_Aim:_
Copy every line from the data below in which the string "text" can be found.

Records:
++++++
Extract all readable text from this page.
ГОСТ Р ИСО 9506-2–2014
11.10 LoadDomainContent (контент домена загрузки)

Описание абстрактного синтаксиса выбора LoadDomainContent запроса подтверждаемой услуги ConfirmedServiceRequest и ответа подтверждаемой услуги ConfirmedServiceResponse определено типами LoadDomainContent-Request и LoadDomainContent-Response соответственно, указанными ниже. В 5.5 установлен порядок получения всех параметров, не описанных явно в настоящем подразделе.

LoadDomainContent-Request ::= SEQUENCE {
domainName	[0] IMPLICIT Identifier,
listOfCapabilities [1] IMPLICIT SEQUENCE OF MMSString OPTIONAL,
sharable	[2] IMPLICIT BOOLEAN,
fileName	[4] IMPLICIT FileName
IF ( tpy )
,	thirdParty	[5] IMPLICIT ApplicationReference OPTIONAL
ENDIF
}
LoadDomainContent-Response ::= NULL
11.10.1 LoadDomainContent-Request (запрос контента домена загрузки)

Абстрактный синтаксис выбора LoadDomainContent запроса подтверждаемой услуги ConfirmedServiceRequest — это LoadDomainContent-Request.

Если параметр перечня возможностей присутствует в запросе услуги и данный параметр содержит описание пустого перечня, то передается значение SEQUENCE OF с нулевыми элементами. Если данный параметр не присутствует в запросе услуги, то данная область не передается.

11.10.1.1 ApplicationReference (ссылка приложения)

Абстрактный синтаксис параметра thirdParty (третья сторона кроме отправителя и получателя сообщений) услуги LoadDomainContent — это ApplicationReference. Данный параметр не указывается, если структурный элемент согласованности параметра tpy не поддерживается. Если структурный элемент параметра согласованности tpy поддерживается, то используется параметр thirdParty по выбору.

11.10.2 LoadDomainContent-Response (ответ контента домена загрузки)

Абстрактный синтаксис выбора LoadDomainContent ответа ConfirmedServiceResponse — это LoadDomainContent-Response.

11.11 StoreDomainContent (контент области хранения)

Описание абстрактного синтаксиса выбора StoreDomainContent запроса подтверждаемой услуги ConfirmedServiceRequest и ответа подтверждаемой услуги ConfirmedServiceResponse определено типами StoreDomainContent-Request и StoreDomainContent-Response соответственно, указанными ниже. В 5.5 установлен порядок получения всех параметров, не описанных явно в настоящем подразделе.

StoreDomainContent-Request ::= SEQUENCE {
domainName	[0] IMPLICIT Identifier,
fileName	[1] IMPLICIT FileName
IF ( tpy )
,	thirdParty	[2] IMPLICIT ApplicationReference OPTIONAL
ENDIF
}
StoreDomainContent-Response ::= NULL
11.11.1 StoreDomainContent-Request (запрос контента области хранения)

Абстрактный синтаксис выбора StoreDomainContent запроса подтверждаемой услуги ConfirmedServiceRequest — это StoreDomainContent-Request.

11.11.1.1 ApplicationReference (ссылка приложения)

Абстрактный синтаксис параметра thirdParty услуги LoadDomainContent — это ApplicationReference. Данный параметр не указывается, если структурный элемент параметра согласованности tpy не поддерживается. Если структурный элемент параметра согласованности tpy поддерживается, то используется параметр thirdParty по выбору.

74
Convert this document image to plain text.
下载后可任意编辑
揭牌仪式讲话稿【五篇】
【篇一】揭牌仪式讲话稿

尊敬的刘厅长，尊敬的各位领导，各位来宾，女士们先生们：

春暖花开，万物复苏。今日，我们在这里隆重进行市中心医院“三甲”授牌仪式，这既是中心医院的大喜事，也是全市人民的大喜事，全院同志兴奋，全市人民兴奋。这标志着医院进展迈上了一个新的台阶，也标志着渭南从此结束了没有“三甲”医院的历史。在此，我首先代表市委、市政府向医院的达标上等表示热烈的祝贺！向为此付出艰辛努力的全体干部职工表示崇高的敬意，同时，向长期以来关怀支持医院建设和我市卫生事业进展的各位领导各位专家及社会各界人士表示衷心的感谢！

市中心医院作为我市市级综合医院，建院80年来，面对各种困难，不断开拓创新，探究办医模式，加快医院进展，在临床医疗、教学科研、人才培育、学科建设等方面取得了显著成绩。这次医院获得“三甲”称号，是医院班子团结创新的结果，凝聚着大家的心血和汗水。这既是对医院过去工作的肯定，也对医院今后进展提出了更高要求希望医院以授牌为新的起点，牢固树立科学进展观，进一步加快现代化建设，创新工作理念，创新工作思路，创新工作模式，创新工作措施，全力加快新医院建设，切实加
++++++
_Exercise solution:_
Extract all readable text from this page.
Convert this document image to plain text.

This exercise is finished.